Task brief
Copy out all the lines in the records that include the word "Histogrammes".

-- START OF Provided material --

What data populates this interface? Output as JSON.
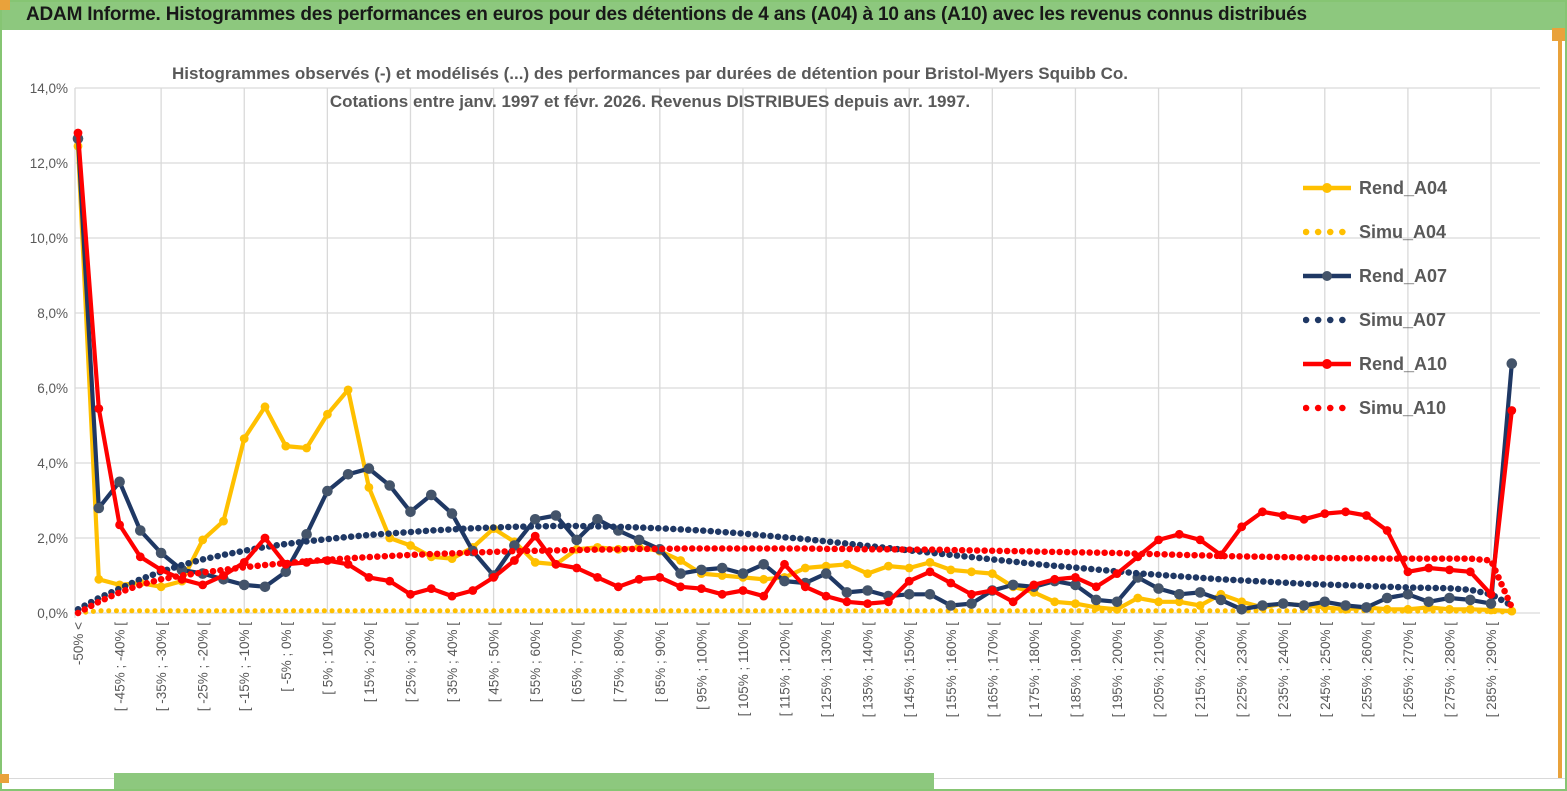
{
  "header": {
    "title": "ADAM Informe. Histogrammes des performances en euros pour des détentions de 4 ans (A04) à 10 ans (A10) avec les revenus connus distribués",
    "bg_color": "#8dc87e",
    "accent_color": "#e9a23b"
  },
  "chart_data": {
    "type": "line",
    "title_line1": "Histogrammes observés (-) et modélisés (...) des performances par durées de détention pour Bristol-Myers Squibb Co.",
    "title_line2": "Cotations entre janv. 1997 et févr. 2026. Revenus DISTRIBUES depuis avr. 1997.",
    "y_axis": {
      "tick_labels": [
        "0,0%",
        "2,0%",
        "4,0%",
        "6,0%",
        "8,0%",
        "10,0%",
        "12,0%",
        "14,0%"
      ],
      "min_pct": 0,
      "max_pct": 14,
      "step_pct": 2,
      "format": "french percent"
    },
    "x_axis": {
      "n_points": 70,
      "bin_width_pct": 5,
      "labels_every_n_points": 2,
      "tick_labels": [
        "-50% <",
        "[ -45% ; -40% [",
        "[ -35% ; -30% [",
        "[ -25% ; -20% [",
        "[ -15% ; -10% [",
        "[ -5% ; 0% [",
        "[ 5% ; 10% [",
        "[ 15% ; 20% [",
        "[ 25% ; 30% [",
        "[ 35% ; 40% [",
        "[ 45% ; 50% [",
        "[ 55% ; 60% [",
        "[ 65% ; 70% [",
        "[ 75% ; 80% [",
        "[ 85% ; 90% [",
        "[ 95% ; 100% [",
        "[ 105% ; 110% [",
        "[ 115% ; 120% [",
        "[ 125% ; 130% [",
        "[ 135% ; 140% [",
        "[ 145% ; 150% [",
        "[ 155% ; 160% [",
        "[ 165% ; 170% [",
        "[ 175% ; 180% [",
        "[ 185% ; 190% [",
        "[ 195% ; 200% [",
        "[ 205% ; 210% [",
        "[ 215% ; 220% [",
        "[ 225% ; 230% [",
        "[ 235% ; 240% [",
        "[ 245% ; 250% [",
        "[ 255% ; 260% [",
        "[ 265% ; 270% [",
        "[ 275% ; 280% [",
        "[ 285% ; 290% ["
      ]
    },
    "grid": {
      "h_step_pct": 2,
      "v_every_points": 4,
      "color": "#d9d9d9"
    },
    "legend": {
      "position": "inside-upper-right"
    },
    "series": [
      {
        "name": "Rend_A04",
        "color": "#FFC000",
        "marker_color": "#FFC000",
        "style": "solid",
        "values": [
          12.45,
          0.9,
          0.75,
          0.8,
          0.7,
          0.85,
          1.95,
          2.45,
          4.65,
          5.5,
          4.45,
          4.4,
          5.3,
          5.95,
          3.35,
          2.0,
          1.8,
          1.5,
          1.45,
          1.75,
          2.25,
          1.9,
          1.35,
          1.3,
          1.7,
          1.75,
          1.7,
          1.75,
          1.65,
          1.4,
          1.05,
          1.0,
          0.95,
          0.9,
          0.95,
          1.2,
          1.25,
          1.3,
          1.05,
          1.25,
          1.2,
          1.35,
          1.15,
          1.1,
          1.05,
          0.7,
          0.55,
          0.3,
          0.25,
          0.15,
          0.1,
          0.4,
          0.3,
          0.3,
          0.2,
          0.5,
          0.3,
          0.15,
          0.25,
          0.2,
          0.15,
          0.1,
          0.15,
          0.1,
          0.1,
          0.15,
          0.1,
          0.1,
          0.08,
          0.05
        ]
      },
      {
        "name": "Simu_A04",
        "color": "#FFC000",
        "style": "dotted",
        "values": [
          0.0,
          0.06,
          0.06,
          0.06,
          0.06,
          0.06,
          0.06,
          0.06,
          0.06,
          0.06,
          0.06,
          0.06,
          0.06,
          0.06,
          0.06,
          0.06,
          0.06,
          0.06,
          0.06,
          0.06,
          0.06,
          0.06,
          0.06,
          0.06,
          0.06,
          0.06,
          0.06,
          0.06,
          0.06,
          0.06,
          0.06,
          0.06,
          0.06,
          0.06,
          0.06,
          0.06,
          0.06,
          0.06,
          0.06,
          0.06,
          0.06,
          0.06,
          0.06,
          0.06,
          0.06,
          0.06,
          0.06,
          0.06,
          0.06,
          0.06,
          0.06,
          0.06,
          0.06,
          0.06,
          0.06,
          0.06,
          0.06,
          0.06,
          0.06,
          0.06,
          0.06,
          0.06,
          0.06,
          0.05,
          0.05,
          0.05,
          0.05,
          0.05,
          0.04,
          0.02
        ]
      },
      {
        "name": "Rend_A07",
        "color": "#1F3864",
        "marker_color": "#44546A",
        "style": "solid",
        "values": [
          12.65,
          2.8,
          3.5,
          2.2,
          1.6,
          1.15,
          1.05,
          0.9,
          0.75,
          0.7,
          1.1,
          2.1,
          3.25,
          3.7,
          3.85,
          3.4,
          2.7,
          3.15,
          2.65,
          1.65,
          1.0,
          1.8,
          2.5,
          2.6,
          1.95,
          2.5,
          2.2,
          1.95,
          1.7,
          1.05,
          1.15,
          1.2,
          1.05,
          1.3,
          0.85,
          0.8,
          1.05,
          0.55,
          0.6,
          0.45,
          0.5,
          0.5,
          0.2,
          0.25,
          0.6,
          0.75,
          0.7,
          0.85,
          0.75,
          0.35,
          0.3,
          0.95,
          0.65,
          0.5,
          0.55,
          0.35,
          0.1,
          0.2,
          0.25,
          0.2,
          0.3,
          0.2,
          0.15,
          0.4,
          0.5,
          0.3,
          0.4,
          0.35,
          0.25,
          6.65
        ]
      },
      {
        "name": "Simu_A07",
        "color": "#1F3864",
        "style": "dotted",
        "values": [
          0.1,
          0.4,
          0.65,
          0.9,
          1.1,
          1.28,
          1.43,
          1.55,
          1.66,
          1.76,
          1.84,
          1.91,
          1.97,
          2.03,
          2.08,
          2.12,
          2.16,
          2.2,
          2.23,
          2.26,
          2.28,
          2.3,
          2.31,
          2.32,
          2.32,
          2.31,
          2.3,
          2.28,
          2.26,
          2.23,
          2.2,
          2.16,
          2.12,
          2.07,
          2.02,
          1.97,
          1.91,
          1.85,
          1.79,
          1.73,
          1.67,
          1.61,
          1.55,
          1.49,
          1.43,
          1.37,
          1.31,
          1.26,
          1.21,
          1.16,
          1.11,
          1.06,
          1.02,
          0.98,
          0.94,
          0.9,
          0.87,
          0.84,
          0.81,
          0.78,
          0.76,
          0.74,
          0.72,
          0.7,
          0.68,
          0.67,
          0.66,
          0.62,
          0.5,
          0.2
        ]
      },
      {
        "name": "Rend_A10",
        "color": "#FF0000",
        "marker_color": "#FF0000",
        "style": "solid",
        "values": [
          12.8,
          5.45,
          2.35,
          1.5,
          1.15,
          0.9,
          0.75,
          1.0,
          1.35,
          2.0,
          1.3,
          1.35,
          1.4,
          1.3,
          0.95,
          0.85,
          0.5,
          0.65,
          0.45,
          0.6,
          0.95,
          1.4,
          2.05,
          1.3,
          1.2,
          0.95,
          0.7,
          0.9,
          0.95,
          0.7,
          0.65,
          0.5,
          0.6,
          0.45,
          1.3,
          0.7,
          0.45,
          0.3,
          0.25,
          0.3,
          0.85,
          1.1,
          0.8,
          0.5,
          0.6,
          0.3,
          0.75,
          0.9,
          0.95,
          0.7,
          1.05,
          1.5,
          1.95,
          2.1,
          1.95,
          1.55,
          2.3,
          2.7,
          2.6,
          2.5,
          2.65,
          2.7,
          2.6,
          2.2,
          1.1,
          1.2,
          1.15,
          1.1,
          0.5,
          5.4
        ]
      },
      {
        "name": "Simu_A10",
        "color": "#FF0000",
        "style": "dotted",
        "values": [
          0.0,
          0.3,
          0.55,
          0.75,
          0.9,
          1.0,
          1.08,
          1.15,
          1.22,
          1.28,
          1.33,
          1.38,
          1.42,
          1.46,
          1.49,
          1.52,
          1.55,
          1.57,
          1.59,
          1.61,
          1.63,
          1.65,
          1.66,
          1.67,
          1.68,
          1.69,
          1.7,
          1.71,
          1.71,
          1.72,
          1.72,
          1.72,
          1.72,
          1.72,
          1.72,
          1.72,
          1.71,
          1.71,
          1.7,
          1.7,
          1.69,
          1.69,
          1.68,
          1.67,
          1.66,
          1.65,
          1.64,
          1.63,
          1.62,
          1.61,
          1.6,
          1.58,
          1.57,
          1.55,
          1.54,
          1.52,
          1.51,
          1.5,
          1.49,
          1.48,
          1.47,
          1.46,
          1.46,
          1.45,
          1.45,
          1.45,
          1.45,
          1.45,
          1.4,
          0.15
        ]
      }
    ]
  }
}
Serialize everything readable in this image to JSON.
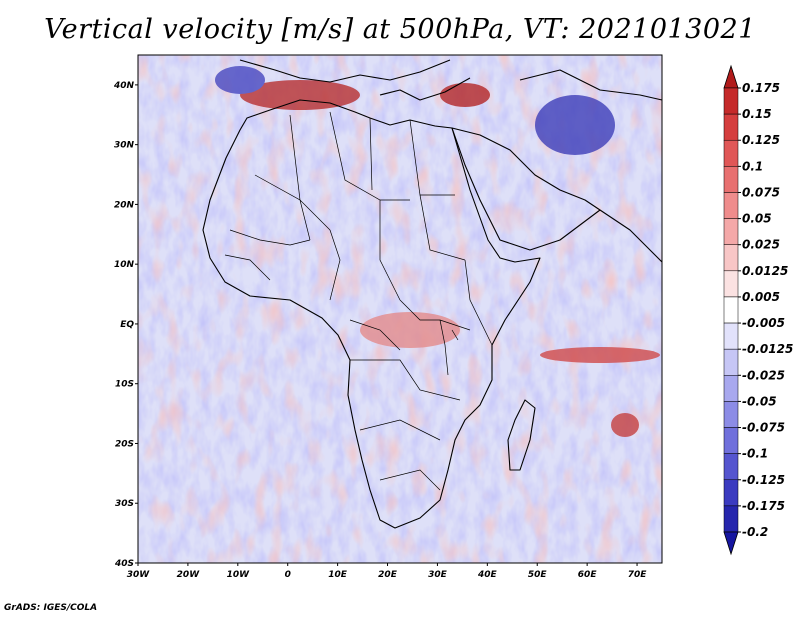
{
  "title": "Vertical velocity [m/s] at 500hPa, VT: 2021013021",
  "credit": "GrADS: IGES/COLA",
  "map": {
    "region": "Africa",
    "lat_labels": [
      "40N",
      "30N",
      "20N",
      "10N",
      "EQ",
      "10S",
      "20S",
      "30S",
      "40S"
    ],
    "lon_labels": [
      "30W",
      "20W",
      "10W",
      "0",
      "10E",
      "20E",
      "30E",
      "40E",
      "50E",
      "60E",
      "70E"
    ],
    "lat_values": [
      40,
      30,
      20,
      10,
      0,
      -10,
      -20,
      -30,
      -40
    ],
    "lon_values": [
      -30,
      -20,
      -10,
      0,
      10,
      20,
      30,
      40,
      50,
      60,
      70
    ],
    "lon_range": [
      -30,
      75
    ],
    "lat_range": [
      -40,
      45
    ],
    "colors": {
      "land_outline": "#000000",
      "field_background": "#c9c9f3",
      "updraft_mid": "#e99a9a",
      "updraft_strong": "#b41e1e"
    }
  },
  "colorbar": {
    "labels": [
      "0.175",
      "0.15",
      "0.125",
      "0.1",
      "0.075",
      "0.05",
      "0.025",
      "0.0125",
      "0.005",
      "-0.005",
      "-0.0125",
      "-0.025",
      "-0.05",
      "-0.075",
      "-0.1",
      "-0.125",
      "-0.175",
      "-0.2"
    ],
    "colors": [
      "#b11b1b",
      "#c52a2a",
      "#d53e3e",
      "#e05757",
      "#e87070",
      "#ef8c8c",
      "#f4a8a8",
      "#f8c6c6",
      "#fbe2e2",
      "#ffffff",
      "#e2e2fb",
      "#c6c6f5",
      "#a8a8ee",
      "#8c8ce6",
      "#7070dc",
      "#5555cf",
      "#3b3bc0",
      "#2626ad",
      "#1616a0"
    ]
  }
}
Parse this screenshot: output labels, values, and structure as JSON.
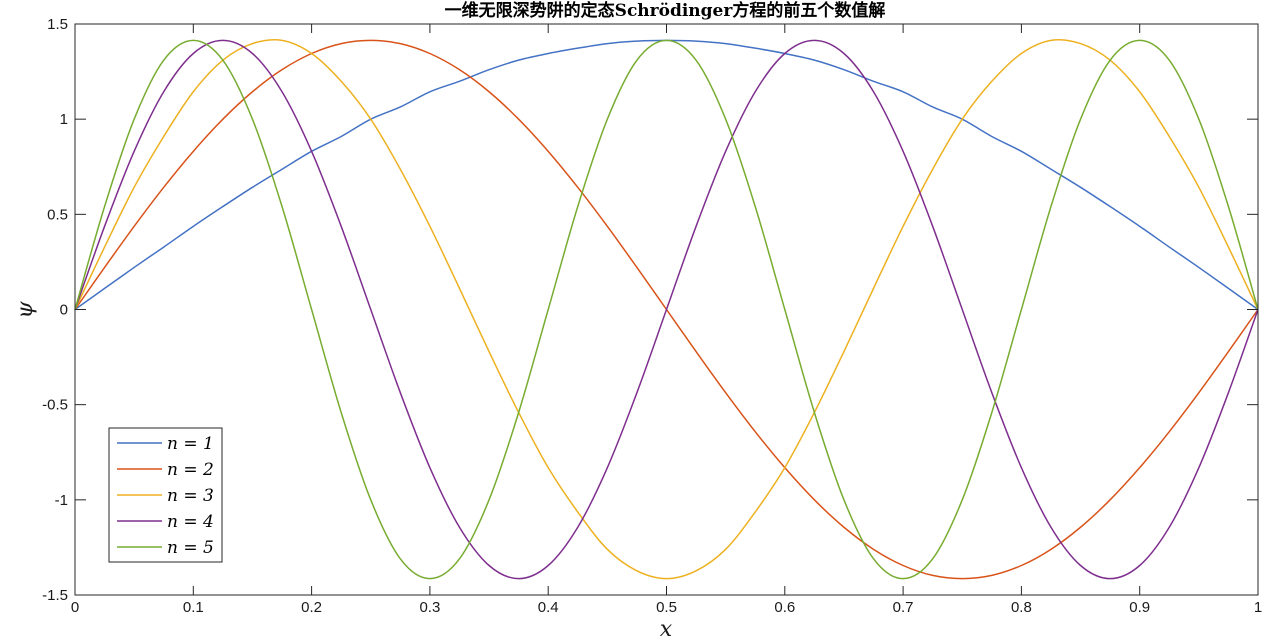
{
  "chart_data": {
    "type": "line",
    "title": "一维无限深势阱的定态Schrödinger方程的前五个数值解",
    "xlabel": "x",
    "ylabel": "ψ",
    "xlim": [
      0,
      1
    ],
    "ylim": [
      -1.5,
      1.5
    ],
    "x_ticks": [
      "0",
      "0.1",
      "0.2",
      "0.3",
      "0.4",
      "0.5",
      "0.6",
      "0.7",
      "0.8",
      "0.9",
      "1"
    ],
    "y_ticks": [
      "-1.5",
      "-1",
      "-0.5",
      "0",
      "0.5",
      "1",
      "1.5"
    ],
    "grid": false,
    "legend_position": "bottom-left",
    "x": [
      0.0,
      0.025,
      0.05,
      0.075,
      0.1,
      0.125,
      0.15,
      0.175,
      0.2,
      0.225,
      0.25,
      0.275,
      0.3,
      0.325,
      0.35,
      0.375,
      0.4,
      0.425,
      0.45,
      0.475,
      0.5,
      0.525,
      0.55,
      0.575,
      0.6,
      0.625,
      0.65,
      0.675,
      0.7,
      0.725,
      0.75,
      0.775,
      0.8,
      0.825,
      0.85,
      0.875,
      0.9,
      0.925,
      0.95,
      0.975,
      1.0
    ],
    "series": [
      {
        "name": "n = 1",
        "color": "#4472c4",
        "values": [
          0.0,
          0.111,
          0.221,
          0.328,
          0.437,
          0.541,
          0.642,
          0.737,
          0.831,
          0.909,
          1.0,
          1.064,
          1.144,
          1.199,
          1.26,
          1.31,
          1.345,
          1.373,
          1.397,
          1.41,
          1.414,
          1.41,
          1.397,
          1.373,
          1.345,
          1.31,
          1.26,
          1.199,
          1.144,
          1.064,
          1.0,
          0.909,
          0.831,
          0.737,
          0.642,
          0.541,
          0.437,
          0.328,
          0.221,
          0.111,
          0.0
        ]
      },
      {
        "name": "n = 2",
        "color": "#d95319",
        "values": [
          0.0,
          0.221,
          0.437,
          0.642,
          0.831,
          1.0,
          1.144,
          1.26,
          1.345,
          1.397,
          1.414,
          1.397,
          1.345,
          1.26,
          1.144,
          1.0,
          0.831,
          0.642,
          0.437,
          0.221,
          0.0,
          -0.221,
          -0.437,
          -0.642,
          -0.831,
          -1.0,
          -1.144,
          -1.26,
          -1.345,
          -1.397,
          -1.414,
          -1.397,
          -1.345,
          -1.26,
          -1.144,
          -1.0,
          -0.831,
          -0.642,
          -0.437,
          -0.221,
          0.0
        ]
      },
      {
        "name": "n = 3",
        "color": "#edb120",
        "values": [
          0.0,
          0.328,
          0.642,
          0.909,
          1.144,
          1.31,
          1.397,
          1.414,
          1.345,
          1.199,
          1.0,
          0.737,
          0.437,
          0.111,
          -0.221,
          -0.541,
          -0.831,
          -1.064,
          -1.26,
          -1.373,
          -1.414,
          -1.373,
          -1.26,
          -1.064,
          -0.831,
          -0.541,
          -0.221,
          0.111,
          0.437,
          0.737,
          1.0,
          1.199,
          1.345,
          1.414,
          1.397,
          1.31,
          1.144,
          0.909,
          0.642,
          0.328,
          0.0
        ]
      },
      {
        "name": "n = 4",
        "color": "#7e2f8e",
        "values": [
          0.0,
          0.437,
          0.831,
          1.144,
          1.345,
          1.414,
          1.345,
          1.144,
          0.831,
          0.437,
          0.0,
          -0.437,
          -0.831,
          -1.144,
          -1.345,
          -1.414,
          -1.345,
          -1.144,
          -0.831,
          -0.437,
          0.0,
          0.437,
          0.831,
          1.144,
          1.345,
          1.414,
          1.345,
          1.144,
          0.831,
          0.437,
          0.0,
          -0.437,
          -0.831,
          -1.144,
          -1.345,
          -1.414,
          -1.345,
          -1.144,
          -0.831,
          -0.437,
          0.0
        ]
      },
      {
        "name": "n = 5",
        "color": "#77ac30",
        "values": [
          0.0,
          0.541,
          1.0,
          1.31,
          1.414,
          1.31,
          1.0,
          0.541,
          0.0,
          -0.541,
          -1.0,
          -1.31,
          -1.414,
          -1.31,
          -1.0,
          -0.541,
          0.0,
          0.541,
          1.0,
          1.31,
          1.414,
          1.31,
          1.0,
          0.541,
          0.0,
          -0.541,
          -1.0,
          -1.31,
          -1.414,
          -1.31,
          -1.0,
          -0.541,
          0.0,
          0.541,
          1.0,
          1.31,
          1.414,
          1.31,
          1.0,
          0.541,
          0.0
        ]
      }
    ]
  }
}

-- END OF Provided material --

Completed exercise
    "title": "ADAM Informe. Histogrammes des performances en euros pour des détentions de 4 ans (A04) à 10 ans (A10) avec les revenus connus distribués",
    "title_line1": "Histogrammes observés (-) et modélisés (...) des performances par durées de détention pour Bristol-Myers Squibb Co.",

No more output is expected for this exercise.